Provided entries:
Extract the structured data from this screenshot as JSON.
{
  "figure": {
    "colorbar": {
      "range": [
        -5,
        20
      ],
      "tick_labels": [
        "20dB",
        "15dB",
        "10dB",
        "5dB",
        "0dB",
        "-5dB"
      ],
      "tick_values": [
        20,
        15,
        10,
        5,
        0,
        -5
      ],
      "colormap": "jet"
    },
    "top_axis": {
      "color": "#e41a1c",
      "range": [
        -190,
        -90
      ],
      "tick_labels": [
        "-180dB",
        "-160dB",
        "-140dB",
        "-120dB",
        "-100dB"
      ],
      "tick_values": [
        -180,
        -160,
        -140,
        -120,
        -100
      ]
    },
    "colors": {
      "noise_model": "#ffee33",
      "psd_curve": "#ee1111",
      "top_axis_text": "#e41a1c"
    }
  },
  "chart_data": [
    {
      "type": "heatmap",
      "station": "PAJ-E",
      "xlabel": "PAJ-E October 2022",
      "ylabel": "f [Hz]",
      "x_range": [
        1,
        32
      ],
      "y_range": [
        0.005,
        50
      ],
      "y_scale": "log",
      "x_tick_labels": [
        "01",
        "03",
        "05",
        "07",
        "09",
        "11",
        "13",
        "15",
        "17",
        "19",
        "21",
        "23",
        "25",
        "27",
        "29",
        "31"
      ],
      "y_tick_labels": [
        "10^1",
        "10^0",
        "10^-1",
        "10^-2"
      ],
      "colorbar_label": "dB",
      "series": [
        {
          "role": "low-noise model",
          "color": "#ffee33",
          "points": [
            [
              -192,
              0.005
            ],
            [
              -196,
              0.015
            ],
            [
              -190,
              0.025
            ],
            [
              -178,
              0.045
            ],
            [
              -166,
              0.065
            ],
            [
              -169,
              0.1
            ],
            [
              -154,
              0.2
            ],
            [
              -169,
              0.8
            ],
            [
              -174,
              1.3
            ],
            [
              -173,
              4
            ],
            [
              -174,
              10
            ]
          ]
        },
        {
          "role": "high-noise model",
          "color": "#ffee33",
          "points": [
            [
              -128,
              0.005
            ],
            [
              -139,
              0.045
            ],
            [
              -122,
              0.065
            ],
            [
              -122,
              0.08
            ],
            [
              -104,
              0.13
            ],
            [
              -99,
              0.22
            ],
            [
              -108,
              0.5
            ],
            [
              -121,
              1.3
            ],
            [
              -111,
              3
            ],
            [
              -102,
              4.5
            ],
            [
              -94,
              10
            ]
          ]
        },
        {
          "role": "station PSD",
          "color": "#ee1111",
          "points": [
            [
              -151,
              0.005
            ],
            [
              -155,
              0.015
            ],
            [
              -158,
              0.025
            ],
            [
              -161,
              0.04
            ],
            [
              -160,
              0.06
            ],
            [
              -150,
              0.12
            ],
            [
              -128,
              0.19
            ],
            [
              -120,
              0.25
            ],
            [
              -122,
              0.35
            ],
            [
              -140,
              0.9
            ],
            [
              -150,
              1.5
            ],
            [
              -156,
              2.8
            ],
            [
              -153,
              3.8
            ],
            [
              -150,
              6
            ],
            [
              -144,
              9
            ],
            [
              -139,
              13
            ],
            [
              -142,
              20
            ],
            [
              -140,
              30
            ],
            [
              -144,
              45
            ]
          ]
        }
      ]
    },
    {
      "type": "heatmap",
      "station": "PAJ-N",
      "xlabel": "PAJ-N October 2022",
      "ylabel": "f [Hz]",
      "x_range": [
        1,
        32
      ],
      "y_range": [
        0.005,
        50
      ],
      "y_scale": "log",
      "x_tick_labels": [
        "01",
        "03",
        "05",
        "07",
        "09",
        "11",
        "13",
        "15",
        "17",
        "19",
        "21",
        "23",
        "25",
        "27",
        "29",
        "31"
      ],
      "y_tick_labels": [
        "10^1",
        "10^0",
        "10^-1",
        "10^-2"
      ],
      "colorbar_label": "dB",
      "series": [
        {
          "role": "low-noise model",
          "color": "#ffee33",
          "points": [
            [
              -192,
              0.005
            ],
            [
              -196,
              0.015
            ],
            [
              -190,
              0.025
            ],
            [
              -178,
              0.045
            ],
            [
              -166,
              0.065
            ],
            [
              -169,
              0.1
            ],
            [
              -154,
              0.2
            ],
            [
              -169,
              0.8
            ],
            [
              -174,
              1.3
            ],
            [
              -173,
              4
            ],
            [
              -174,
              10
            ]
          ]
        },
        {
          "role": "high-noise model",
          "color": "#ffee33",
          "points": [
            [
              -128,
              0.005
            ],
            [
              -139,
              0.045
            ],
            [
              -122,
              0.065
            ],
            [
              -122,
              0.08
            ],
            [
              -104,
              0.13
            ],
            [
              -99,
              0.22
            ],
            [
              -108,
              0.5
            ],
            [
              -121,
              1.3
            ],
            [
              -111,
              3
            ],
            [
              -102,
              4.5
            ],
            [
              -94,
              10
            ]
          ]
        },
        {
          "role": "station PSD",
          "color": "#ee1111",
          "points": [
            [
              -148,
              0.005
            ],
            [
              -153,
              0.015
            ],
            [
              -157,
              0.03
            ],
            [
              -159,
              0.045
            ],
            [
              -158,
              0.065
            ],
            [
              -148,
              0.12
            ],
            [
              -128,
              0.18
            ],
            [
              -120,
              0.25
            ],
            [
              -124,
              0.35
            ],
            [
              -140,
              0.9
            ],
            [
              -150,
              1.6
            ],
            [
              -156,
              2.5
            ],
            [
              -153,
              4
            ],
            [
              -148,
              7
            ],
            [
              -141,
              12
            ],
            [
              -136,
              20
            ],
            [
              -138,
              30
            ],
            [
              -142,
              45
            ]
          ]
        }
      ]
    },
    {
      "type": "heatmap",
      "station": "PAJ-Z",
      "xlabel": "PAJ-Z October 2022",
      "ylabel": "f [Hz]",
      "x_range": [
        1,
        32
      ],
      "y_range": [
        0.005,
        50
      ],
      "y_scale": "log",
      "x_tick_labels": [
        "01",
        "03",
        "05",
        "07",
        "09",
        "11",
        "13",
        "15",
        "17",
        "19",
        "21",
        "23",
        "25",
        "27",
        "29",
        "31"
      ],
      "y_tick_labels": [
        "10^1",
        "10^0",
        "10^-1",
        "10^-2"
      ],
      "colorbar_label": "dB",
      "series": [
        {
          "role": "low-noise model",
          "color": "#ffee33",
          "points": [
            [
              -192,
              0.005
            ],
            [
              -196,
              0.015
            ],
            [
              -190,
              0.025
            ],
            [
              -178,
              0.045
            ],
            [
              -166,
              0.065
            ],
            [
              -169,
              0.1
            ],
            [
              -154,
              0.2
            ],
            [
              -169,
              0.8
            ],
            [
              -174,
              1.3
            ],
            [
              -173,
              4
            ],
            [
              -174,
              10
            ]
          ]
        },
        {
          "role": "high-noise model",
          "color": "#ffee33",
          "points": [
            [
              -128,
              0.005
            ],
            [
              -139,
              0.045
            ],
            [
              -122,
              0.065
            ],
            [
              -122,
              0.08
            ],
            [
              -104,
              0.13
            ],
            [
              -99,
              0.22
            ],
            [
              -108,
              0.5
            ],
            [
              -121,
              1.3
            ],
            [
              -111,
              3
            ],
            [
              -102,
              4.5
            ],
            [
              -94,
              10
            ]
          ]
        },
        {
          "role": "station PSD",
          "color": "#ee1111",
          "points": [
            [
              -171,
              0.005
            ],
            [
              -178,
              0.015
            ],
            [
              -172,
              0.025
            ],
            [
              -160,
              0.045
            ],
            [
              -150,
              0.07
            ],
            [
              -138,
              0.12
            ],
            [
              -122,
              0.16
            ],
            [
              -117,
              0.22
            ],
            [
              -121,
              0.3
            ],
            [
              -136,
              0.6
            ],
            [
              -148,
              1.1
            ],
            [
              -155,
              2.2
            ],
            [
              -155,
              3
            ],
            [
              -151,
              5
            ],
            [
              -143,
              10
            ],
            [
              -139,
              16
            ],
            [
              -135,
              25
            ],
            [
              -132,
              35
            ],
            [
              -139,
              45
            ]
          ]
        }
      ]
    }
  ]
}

Directions: Copy each line of the entries that includes the word "October".

Task output:
      "xlabel": "PAJ-E October 2022",
      "xlabel": "PAJ-N October 2022",
      "xlabel": "PAJ-Z October 2022",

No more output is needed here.